(Direction) Repeat, without any change, the entries presented below.

Dataset records
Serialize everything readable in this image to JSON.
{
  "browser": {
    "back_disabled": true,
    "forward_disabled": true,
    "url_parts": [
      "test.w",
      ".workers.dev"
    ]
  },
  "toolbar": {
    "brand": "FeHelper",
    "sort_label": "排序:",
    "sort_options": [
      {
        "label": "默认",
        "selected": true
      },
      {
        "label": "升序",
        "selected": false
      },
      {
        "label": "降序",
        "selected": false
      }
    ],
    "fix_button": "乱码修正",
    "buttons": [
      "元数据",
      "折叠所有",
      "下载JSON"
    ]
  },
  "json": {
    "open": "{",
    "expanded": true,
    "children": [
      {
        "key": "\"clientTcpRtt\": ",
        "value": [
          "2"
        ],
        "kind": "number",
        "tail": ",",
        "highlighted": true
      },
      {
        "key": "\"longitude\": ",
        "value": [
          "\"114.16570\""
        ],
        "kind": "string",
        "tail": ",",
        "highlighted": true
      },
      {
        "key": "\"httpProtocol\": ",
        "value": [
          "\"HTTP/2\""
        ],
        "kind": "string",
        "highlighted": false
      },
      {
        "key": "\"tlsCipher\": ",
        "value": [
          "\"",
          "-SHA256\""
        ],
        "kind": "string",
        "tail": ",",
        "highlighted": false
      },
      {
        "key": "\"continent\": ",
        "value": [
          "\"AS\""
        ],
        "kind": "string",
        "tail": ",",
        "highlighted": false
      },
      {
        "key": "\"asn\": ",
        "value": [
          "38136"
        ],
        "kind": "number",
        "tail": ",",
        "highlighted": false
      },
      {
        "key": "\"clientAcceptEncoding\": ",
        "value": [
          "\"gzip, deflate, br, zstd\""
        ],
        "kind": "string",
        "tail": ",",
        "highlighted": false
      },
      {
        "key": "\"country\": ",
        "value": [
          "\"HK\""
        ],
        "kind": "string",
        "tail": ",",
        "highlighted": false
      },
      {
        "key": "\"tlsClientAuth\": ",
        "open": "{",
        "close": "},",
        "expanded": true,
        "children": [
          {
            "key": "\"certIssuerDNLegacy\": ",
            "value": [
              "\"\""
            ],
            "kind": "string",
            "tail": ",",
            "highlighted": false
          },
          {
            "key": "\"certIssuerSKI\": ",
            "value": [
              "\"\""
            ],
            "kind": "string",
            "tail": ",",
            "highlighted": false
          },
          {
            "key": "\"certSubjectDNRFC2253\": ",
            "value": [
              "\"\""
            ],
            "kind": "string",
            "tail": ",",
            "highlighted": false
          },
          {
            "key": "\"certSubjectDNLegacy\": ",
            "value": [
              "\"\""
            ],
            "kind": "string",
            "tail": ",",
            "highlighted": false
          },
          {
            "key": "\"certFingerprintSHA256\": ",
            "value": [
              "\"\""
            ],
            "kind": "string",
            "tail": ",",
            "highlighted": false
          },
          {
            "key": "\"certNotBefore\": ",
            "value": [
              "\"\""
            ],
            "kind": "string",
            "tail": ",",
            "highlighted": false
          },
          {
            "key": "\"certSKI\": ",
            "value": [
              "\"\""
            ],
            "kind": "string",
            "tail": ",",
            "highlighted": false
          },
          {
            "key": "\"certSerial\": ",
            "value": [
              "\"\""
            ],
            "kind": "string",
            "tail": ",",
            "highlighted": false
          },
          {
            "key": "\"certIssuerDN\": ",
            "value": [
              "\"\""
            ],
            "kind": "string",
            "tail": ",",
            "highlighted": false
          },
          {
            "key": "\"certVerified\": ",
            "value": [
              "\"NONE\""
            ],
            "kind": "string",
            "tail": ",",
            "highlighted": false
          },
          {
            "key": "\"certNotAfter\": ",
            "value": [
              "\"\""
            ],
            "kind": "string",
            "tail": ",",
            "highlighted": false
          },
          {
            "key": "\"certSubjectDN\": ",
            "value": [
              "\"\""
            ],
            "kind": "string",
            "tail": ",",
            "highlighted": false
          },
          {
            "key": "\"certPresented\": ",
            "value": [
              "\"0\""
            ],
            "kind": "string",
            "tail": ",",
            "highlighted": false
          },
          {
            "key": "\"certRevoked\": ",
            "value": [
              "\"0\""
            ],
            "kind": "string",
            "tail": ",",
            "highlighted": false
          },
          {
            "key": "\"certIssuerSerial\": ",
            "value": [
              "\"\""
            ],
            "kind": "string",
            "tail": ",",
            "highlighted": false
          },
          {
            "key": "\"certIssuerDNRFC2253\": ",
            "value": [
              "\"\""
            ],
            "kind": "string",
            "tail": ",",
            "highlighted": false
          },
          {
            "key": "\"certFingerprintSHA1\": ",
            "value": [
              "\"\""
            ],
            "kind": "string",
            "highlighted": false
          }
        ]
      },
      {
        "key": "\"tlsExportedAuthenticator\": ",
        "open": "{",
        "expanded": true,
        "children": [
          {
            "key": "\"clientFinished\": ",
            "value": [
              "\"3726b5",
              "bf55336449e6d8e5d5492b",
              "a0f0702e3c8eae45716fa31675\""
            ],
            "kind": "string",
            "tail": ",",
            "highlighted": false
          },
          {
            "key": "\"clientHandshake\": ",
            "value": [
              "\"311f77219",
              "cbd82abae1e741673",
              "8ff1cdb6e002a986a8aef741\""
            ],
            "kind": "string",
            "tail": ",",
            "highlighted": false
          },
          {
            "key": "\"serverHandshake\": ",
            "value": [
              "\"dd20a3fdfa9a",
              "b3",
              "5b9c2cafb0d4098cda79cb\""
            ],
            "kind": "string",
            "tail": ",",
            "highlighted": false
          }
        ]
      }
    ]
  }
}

(Solution to this problem)
Serialize everything readable in this image to JSON.
{
  "browser": {
    "back_disabled": true,
    "forward_disabled": true,
    "url_parts": [
      "test.w",
      ".workers.dev"
    ]
  },
  "toolbar": {
    "brand": "FeHelper",
    "sort_label": "排序:",
    "sort_options": [
      {
        "label": "默认",
        "selected": true
      },
      {
        "label": "升序",
        "selected": false
      },
      {
        "label": "降序",
        "selected": false
      }
    ],
    "fix_button": "乱码修正",
    "buttons": [
      "元数据",
      "折叠所有",
      "下载JSON"
    ]
  },
  "json": {
    "open": "{",
    "expanded": true,
    "children": [
      {
        "key": "\"clientTcpRtt\": ",
        "value": [
          "2"
        ],
        "kind": "number",
        "tail": ",",
        "highlighted": true
      },
      {
        "key": "\"longitude\": ",
        "value": [
          "\"114.16570\""
        ],
        "kind": "string",
        "tail": ",",
        "highlighted": true
      },
      {
        "key": "\"httpProtocol\": ",
        "value": [
          "\"HTTP/2\""
        ],
        "kind": "string",
        "highlighted": false
      },
      {
        "key": "\"tlsCipher\": ",
        "value": [
          "\"",
          "-SHA256\""
        ],
        "kind": "string",
        "tail": ",",
        "highlighted": false
      },
      {
        "key": "\"continent\": ",
        "value": [
          "\"AS\""
        ],
        "kind": "string",
        "tail": ",",
        "highlighted": false
      },
      {
        "key": "\"asn\": ",
        "value": [
          "38136"
        ],
        "kind": "number",
        "tail": ",",
        "highlighted": false
      },
      {
        "key": "\"clientAcceptEncoding\": ",
        "value": [
          "\"gzip, deflate, br, zstd\""
        ],
        "kind": "string",
        "tail": ",",
        "highlighted": false
      },
      {
        "key": "\"country\": ",
        "value": [
          "\"HK\""
        ],
        "kind": "string",
        "tail": ",",
        "highlighted": false
      },
      {
        "key": "\"tlsClientAuth\": ",
        "open": "{",
        "close": "},",
        "expanded": true,
        "children": [
          {
            "key": "\"certIssuerDNLegacy\": ",
            "value": [
              "\"\""
            ],
            "kind": "string",
            "tail": ",",
            "highlighted": false
          },
          {
            "key": "\"certIssuerSKI\": ",
            "value": [
              "\"\""
            ],
            "kind": "string",
            "tail": ",",
            "highlighted": false
          },
          {
            "key": "\"certSubjectDNRFC2253\": ",
            "value": [
              "\"\""
            ],
            "kind": "string",
            "tail": ",",
            "highlighted": false
          },
          {
            "key": "\"certSubjectDNLegacy\": ",
            "value": [
              "\"\""
            ],
            "kind": "string",
            "tail": ",",
            "highlighted": false
          },
          {
            "key": "\"certFingerprintSHA256\": ",
            "value": [
              "\"\""
            ],
            "kind": "string",
            "tail": ",",
            "highlighted": false
          },
          {
            "key": "\"certNotBefore\": ",
            "value": [
              "\"\""
            ],
            "kind": "string",
            "tail": ",",
            "highlighted": false
          },
          {
            "key": "\"certSKI\": ",
            "value": [
              "\"\""
            ],
            "kind": "string",
            "tail": ",",
            "highlighted": false
          },
          {
            "key": "\"certSerial\": ",
            "value": [
              "\"\""
            ],
            "kind": "string",
            "tail": ",",
            "highlighted": false
          },
          {
            "key": "\"certIssuerDN\": ",
            "value": [
              "\"\""
            ],
            "kind": "string",
            "tail": ",",
            "highlighted": false
          },
          {
            "key": "\"certVerified\": ",
            "value": [
              "\"NONE\""
            ],
            "kind": "string",
            "tail": ",",
            "highlighted": false
          },
          {
            "key": "\"certNotAfter\": ",
            "value": [
              "\"\""
            ],
            "kind": "string",
            "tail": ",",
            "highlighted": false
          },
          {
            "key": "\"certSubjectDN\": ",
            "value": [
              "\"\""
            ],
            "kind": "string",
            "tail": ",",
            "highlighted": false
          },
          {
            "key": "\"certPresented\": ",
            "value": [
              "\"0\""
            ],
            "kind": "string",
            "tail": ",",
            "highlighted": false
          },
          {
            "key": "\"certRevoked\": ",
            "value": [
              "\"0\""
            ],
            "kind": "string",
            "tail": ",",
            "highlighted": false
          },
          {
            "key": "\"certIssuerSerial\": ",
            "value": [
              "\"\""
            ],
            "kind": "string",
            "tail": ",",
            "highlighted": false
          },
          {
            "key": "\"certIssuerDNRFC2253\": ",
            "value": [
              "\"\""
            ],
            "kind": "string",
            "tail": ",",
            "highlighted": false
          },
          {
            "key": "\"certFingerprintSHA1\": ",
            "value": [
              "\"\""
            ],
            "kind": "string",
            "highlighted": false
          }
        ]
      },
      {
        "key": "\"tlsExportedAuthenticator\": ",
        "open": "{",
        "expanded": true,
        "children": [
          {
            "key": "\"clientFinished\": ",
            "value": [
              "\"3726b5",
              "bf55336449e6d8e5d5492b",
              "a0f0702e3c8eae45716fa31675\""
            ],
            "kind": "string",
            "tail": ",",
            "highlighted": false
          },
          {
            "key": "\"clientHandshake\": ",
            "value": [
              "\"311f77219",
              "cbd82abae1e741673",
              "8ff1cdb6e002a986a8aef741\""
            ],
            "kind": "string",
            "tail": ",",
            "highlighted": false
          },
          {
            "key": "\"serverHandshake\": ",
            "value": [
              "\"dd20a3fdfa9a",
              "b3",
              "5b9c2cafb0d4098cda79cb\""
            ],
            "kind": "string",
            "tail": ",",
            "highlighted": false
          }
        ]
      }
    ]
  }
}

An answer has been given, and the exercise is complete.